SET TASK:
Each line in the entries below that holds the string "JSON" is to be listed.

DATA FOR THIS TASK:
========================================================================
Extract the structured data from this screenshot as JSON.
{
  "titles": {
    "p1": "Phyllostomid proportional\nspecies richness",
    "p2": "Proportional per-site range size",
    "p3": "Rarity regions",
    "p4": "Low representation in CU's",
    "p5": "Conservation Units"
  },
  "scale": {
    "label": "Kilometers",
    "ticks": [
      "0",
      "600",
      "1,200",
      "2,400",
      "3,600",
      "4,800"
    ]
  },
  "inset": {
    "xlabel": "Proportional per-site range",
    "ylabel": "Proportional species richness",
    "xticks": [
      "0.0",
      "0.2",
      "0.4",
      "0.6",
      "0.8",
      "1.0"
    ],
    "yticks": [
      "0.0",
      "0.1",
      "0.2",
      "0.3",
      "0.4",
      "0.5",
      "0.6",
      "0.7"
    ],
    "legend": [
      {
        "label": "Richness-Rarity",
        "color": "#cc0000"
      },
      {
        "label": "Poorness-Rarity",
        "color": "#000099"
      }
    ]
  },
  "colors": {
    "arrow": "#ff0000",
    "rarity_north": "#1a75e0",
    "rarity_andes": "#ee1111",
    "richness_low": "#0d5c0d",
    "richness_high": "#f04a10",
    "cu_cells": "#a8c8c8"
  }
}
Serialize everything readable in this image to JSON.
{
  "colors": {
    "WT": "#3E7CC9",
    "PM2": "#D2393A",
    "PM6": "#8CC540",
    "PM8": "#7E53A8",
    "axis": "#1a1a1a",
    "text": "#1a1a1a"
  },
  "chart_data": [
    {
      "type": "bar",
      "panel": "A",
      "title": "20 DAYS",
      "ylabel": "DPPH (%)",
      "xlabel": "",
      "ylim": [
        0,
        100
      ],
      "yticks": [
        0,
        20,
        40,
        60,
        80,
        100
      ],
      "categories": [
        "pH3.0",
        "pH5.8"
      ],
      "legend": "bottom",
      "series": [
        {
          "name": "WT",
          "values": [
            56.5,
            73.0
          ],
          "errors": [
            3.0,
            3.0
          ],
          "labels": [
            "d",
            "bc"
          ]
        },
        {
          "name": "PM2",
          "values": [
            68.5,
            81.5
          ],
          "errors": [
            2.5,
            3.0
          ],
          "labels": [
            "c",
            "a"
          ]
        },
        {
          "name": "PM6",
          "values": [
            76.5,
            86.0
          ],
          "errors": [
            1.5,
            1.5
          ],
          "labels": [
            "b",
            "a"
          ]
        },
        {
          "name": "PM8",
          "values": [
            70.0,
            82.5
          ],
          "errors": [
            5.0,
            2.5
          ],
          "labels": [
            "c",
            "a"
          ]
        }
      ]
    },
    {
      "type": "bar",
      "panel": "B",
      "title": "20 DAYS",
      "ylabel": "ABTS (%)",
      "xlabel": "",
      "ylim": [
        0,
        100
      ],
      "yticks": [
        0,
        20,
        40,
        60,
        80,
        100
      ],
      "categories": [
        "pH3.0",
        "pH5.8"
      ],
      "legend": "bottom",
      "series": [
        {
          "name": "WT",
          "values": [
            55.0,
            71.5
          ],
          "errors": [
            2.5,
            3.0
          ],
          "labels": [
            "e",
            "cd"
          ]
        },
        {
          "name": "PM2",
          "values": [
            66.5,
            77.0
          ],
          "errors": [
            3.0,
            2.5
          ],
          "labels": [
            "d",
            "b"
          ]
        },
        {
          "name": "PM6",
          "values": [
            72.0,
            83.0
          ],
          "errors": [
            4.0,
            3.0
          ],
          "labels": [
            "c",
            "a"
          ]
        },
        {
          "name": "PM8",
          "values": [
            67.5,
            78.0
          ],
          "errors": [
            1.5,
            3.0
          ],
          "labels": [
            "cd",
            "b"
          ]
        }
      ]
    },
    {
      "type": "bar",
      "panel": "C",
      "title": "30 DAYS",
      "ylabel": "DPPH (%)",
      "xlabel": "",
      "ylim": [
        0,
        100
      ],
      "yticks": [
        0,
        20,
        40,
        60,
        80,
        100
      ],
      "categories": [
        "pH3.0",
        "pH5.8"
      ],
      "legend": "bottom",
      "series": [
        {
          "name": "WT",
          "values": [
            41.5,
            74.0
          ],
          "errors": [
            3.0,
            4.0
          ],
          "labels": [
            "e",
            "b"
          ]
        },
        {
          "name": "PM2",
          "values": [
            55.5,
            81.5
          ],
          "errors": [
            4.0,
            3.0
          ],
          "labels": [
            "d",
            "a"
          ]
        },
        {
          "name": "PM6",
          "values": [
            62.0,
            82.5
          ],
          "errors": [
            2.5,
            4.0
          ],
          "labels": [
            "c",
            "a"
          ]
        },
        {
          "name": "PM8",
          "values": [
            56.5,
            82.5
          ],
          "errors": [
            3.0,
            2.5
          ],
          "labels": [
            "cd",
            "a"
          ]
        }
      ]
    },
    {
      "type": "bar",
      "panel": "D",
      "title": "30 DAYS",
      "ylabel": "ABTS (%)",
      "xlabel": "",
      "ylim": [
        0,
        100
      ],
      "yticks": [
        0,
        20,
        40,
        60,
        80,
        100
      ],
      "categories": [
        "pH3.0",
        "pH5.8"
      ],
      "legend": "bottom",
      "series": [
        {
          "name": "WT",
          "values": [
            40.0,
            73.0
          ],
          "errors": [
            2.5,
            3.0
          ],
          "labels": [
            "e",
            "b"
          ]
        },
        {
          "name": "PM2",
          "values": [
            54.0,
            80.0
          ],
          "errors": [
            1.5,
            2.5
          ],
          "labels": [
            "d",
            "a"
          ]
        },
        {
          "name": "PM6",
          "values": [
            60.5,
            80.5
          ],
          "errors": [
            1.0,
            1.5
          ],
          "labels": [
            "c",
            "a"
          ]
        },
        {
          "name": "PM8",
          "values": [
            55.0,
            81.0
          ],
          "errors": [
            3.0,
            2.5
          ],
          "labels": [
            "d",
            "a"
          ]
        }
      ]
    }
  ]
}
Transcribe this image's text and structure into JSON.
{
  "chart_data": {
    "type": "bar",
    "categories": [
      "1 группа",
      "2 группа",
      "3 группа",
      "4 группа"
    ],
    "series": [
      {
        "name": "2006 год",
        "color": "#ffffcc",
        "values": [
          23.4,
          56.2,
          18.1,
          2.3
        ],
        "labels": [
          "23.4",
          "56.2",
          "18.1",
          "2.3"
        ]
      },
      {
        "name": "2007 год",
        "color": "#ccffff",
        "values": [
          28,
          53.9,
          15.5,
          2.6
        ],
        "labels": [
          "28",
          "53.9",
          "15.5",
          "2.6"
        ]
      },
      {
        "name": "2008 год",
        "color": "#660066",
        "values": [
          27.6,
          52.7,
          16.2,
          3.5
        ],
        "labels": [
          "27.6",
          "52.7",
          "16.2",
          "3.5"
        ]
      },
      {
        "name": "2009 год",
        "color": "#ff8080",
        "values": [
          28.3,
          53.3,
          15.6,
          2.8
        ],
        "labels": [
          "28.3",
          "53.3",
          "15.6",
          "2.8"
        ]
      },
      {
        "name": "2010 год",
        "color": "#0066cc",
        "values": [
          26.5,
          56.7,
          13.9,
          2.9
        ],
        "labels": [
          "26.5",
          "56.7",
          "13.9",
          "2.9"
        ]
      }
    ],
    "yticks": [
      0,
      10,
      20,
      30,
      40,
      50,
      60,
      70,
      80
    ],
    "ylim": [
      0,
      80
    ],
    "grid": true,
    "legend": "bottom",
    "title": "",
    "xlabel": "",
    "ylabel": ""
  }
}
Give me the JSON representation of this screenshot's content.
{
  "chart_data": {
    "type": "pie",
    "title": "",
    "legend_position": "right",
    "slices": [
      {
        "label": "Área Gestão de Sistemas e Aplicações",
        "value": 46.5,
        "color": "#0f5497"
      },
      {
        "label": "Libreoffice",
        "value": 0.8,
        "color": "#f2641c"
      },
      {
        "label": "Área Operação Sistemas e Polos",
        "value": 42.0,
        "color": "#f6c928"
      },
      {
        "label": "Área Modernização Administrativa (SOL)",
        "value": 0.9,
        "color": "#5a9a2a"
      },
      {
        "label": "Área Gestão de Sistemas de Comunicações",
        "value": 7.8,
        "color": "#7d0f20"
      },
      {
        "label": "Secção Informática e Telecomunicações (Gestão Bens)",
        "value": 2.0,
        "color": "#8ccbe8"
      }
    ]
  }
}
========================================================================
RESPONSE TO THIS EXERCISE:
Extract the structured data from this screenshot as JSON.
Serialize everything readable in this image to JSON.
Transcribe this image's text and structure into JSON.
Give me the JSON representation of this screenshot's content.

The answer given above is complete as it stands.